_WHAT TO WORK ON_
Look for the string "能杀死空气中的细菌" in the lines and copy each line that has it.
>> START
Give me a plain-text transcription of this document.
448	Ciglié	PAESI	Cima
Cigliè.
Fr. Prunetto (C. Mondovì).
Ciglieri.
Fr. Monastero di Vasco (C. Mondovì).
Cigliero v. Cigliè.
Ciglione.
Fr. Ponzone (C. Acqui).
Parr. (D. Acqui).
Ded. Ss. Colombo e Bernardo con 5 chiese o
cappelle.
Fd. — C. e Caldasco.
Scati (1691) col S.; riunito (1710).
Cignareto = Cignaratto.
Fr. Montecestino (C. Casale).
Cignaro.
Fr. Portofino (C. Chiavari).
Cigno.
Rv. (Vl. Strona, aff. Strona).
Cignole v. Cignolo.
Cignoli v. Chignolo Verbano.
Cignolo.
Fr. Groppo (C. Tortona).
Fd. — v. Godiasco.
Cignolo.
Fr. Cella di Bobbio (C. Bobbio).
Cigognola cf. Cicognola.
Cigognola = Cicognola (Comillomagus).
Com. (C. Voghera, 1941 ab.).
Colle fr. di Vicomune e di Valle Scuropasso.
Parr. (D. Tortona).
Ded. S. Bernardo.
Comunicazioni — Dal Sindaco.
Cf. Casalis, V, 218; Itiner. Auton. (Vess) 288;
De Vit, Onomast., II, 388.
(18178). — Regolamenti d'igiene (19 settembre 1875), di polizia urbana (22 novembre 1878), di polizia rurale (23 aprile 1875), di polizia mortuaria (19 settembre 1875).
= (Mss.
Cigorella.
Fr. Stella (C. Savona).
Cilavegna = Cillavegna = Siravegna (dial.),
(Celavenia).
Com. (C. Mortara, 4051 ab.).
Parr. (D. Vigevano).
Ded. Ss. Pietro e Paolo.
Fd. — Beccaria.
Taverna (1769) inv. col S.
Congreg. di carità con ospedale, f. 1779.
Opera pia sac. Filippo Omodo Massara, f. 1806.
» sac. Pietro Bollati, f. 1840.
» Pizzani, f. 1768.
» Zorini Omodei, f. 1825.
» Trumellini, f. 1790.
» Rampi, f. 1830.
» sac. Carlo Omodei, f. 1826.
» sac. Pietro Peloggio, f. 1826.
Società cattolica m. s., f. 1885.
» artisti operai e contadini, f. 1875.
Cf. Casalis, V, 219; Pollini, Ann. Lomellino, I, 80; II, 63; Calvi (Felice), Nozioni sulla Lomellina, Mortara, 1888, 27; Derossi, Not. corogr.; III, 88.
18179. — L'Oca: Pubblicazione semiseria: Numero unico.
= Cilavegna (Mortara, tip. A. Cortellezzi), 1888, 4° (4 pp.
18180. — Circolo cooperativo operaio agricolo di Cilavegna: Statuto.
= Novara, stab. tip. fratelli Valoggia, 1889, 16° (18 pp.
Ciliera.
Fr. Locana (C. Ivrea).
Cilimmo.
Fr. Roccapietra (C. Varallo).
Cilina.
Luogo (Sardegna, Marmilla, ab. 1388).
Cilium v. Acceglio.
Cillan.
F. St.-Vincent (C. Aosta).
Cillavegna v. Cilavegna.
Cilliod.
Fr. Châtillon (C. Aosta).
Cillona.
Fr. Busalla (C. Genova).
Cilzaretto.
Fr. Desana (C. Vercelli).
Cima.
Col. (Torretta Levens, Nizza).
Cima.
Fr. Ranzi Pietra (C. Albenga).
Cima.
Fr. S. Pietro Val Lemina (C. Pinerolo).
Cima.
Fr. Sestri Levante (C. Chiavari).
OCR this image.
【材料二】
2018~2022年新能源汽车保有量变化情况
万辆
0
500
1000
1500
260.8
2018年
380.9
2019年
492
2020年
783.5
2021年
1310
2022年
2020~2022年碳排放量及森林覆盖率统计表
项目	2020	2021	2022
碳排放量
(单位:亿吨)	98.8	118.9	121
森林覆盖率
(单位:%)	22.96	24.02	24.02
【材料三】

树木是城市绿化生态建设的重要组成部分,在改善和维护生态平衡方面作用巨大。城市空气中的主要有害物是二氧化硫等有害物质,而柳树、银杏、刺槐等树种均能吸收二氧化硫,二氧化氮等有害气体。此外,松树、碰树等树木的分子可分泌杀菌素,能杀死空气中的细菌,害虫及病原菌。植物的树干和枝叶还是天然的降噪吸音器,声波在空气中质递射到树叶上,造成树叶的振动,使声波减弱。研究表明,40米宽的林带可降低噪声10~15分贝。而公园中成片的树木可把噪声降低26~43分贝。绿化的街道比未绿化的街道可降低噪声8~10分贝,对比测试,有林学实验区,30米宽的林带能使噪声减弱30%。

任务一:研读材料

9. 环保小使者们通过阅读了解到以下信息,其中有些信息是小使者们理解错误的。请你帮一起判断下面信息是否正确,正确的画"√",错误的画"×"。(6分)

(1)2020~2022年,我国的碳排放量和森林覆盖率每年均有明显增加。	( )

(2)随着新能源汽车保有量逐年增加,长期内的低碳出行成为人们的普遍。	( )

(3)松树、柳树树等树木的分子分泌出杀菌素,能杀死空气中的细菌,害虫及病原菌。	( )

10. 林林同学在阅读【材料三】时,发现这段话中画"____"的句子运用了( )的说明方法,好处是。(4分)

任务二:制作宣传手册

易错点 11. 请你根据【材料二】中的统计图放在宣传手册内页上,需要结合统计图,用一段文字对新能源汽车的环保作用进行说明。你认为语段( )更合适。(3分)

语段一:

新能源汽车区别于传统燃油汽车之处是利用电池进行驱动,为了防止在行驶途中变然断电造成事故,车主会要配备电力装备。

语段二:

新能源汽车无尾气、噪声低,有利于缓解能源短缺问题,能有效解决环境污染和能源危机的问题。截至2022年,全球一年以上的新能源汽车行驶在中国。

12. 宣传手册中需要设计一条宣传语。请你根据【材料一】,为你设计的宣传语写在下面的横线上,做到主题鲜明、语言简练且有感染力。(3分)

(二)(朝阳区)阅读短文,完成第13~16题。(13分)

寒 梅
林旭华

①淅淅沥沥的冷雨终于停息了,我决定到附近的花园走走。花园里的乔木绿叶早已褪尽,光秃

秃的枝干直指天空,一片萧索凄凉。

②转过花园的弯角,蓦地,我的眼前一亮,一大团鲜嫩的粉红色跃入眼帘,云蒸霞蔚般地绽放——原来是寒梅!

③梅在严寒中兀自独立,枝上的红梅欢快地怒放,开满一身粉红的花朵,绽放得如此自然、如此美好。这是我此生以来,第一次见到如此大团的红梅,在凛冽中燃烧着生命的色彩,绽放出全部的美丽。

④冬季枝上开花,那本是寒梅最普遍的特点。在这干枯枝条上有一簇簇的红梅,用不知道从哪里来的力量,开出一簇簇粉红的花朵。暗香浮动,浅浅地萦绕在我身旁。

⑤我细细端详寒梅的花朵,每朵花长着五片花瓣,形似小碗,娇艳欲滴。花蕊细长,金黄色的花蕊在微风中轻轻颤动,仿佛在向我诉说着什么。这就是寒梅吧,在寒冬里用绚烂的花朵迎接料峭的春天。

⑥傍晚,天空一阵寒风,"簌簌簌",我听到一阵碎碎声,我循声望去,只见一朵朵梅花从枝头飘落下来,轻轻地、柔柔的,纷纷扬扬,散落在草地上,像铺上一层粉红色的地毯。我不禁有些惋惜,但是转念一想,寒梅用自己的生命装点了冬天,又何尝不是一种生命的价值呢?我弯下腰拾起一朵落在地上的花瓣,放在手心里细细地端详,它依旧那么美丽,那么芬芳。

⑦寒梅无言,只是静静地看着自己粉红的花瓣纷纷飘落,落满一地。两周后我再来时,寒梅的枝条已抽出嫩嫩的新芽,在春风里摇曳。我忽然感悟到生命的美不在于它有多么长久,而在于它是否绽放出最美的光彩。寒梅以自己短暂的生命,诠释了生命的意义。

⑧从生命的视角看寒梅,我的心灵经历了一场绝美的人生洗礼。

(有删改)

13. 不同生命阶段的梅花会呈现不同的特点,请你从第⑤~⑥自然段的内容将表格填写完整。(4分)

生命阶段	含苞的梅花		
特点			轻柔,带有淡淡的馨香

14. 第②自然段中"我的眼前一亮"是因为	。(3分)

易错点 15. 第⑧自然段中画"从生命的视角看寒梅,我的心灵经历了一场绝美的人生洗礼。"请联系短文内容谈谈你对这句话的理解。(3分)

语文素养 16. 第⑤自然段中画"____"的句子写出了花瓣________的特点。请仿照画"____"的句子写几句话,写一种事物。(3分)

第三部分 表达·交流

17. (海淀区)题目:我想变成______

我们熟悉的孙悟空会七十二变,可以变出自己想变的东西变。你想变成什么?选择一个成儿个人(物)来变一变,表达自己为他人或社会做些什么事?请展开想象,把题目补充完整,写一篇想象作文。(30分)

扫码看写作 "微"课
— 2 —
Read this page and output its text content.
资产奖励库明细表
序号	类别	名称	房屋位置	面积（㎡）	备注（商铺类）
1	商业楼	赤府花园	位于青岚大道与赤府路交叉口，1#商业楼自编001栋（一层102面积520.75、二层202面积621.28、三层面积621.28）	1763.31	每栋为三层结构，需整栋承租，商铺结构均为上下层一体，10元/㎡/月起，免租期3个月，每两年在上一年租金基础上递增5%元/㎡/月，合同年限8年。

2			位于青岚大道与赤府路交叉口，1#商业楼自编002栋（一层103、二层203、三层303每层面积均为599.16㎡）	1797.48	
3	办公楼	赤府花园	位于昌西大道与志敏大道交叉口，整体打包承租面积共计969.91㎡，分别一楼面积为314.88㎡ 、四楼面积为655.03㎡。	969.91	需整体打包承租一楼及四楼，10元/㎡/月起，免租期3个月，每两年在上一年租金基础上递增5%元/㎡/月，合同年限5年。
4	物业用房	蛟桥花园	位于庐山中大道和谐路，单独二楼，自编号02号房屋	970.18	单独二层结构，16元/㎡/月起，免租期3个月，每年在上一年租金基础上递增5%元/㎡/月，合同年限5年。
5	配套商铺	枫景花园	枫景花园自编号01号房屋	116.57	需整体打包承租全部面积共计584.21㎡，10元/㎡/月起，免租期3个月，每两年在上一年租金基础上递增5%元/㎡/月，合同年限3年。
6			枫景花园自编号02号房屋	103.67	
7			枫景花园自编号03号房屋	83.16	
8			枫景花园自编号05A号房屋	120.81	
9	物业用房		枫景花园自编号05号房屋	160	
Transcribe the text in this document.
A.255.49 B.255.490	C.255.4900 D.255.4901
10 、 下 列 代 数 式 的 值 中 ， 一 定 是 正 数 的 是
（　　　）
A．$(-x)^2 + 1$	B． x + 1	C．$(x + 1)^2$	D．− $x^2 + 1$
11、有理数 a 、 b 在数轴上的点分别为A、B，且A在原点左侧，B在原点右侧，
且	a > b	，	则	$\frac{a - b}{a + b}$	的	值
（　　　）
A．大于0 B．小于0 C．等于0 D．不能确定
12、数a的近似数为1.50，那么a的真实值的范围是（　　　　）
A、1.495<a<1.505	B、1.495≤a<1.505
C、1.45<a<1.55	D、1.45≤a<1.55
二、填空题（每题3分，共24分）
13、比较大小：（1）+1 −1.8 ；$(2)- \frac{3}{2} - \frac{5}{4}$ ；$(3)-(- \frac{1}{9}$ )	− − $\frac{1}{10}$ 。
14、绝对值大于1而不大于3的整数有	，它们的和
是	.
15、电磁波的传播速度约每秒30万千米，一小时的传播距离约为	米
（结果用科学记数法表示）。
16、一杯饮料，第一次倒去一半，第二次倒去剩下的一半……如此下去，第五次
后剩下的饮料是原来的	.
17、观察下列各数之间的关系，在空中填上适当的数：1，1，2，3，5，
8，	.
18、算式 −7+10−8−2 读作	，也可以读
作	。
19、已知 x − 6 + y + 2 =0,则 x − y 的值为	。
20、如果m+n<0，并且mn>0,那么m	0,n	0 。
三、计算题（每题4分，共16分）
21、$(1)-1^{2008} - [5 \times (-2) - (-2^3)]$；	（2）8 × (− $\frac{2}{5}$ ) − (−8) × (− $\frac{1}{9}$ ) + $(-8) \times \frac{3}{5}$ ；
>> END
_WRITTEN REPLY_
树木是城市绿化生态建设的重要组成部分,在改善和维护生态平衡方面作用巨大。城市空气中的主要有害物是二氧化硫等有害物质,而柳树、银杏、刺槐等树种均能吸收二氧化硫,二氧化氮等有害气体。此外,松树、碰树等树木的分子可分泌杀菌素,能杀死空气中的细菌,害虫及病原菌。植物的树干和枝叶还是天然的降噪吸音器,声波在空气中质递射到树叶上,造成树叶的振动,使声波减弱。研究表明,40米宽的林带可降低噪声10~15分贝。而公园中成片的树木可把噪声降低26~43分贝。绿化的街道比未绿化的街道可降低噪声8~10分贝,对比测试,有林学实验区,30米宽的林带能使噪声减弱30%。
(3)松树、柳树树等树木的分子分泌出杀菌素,能杀死空气中的细菌,害虫及病原菌。	( )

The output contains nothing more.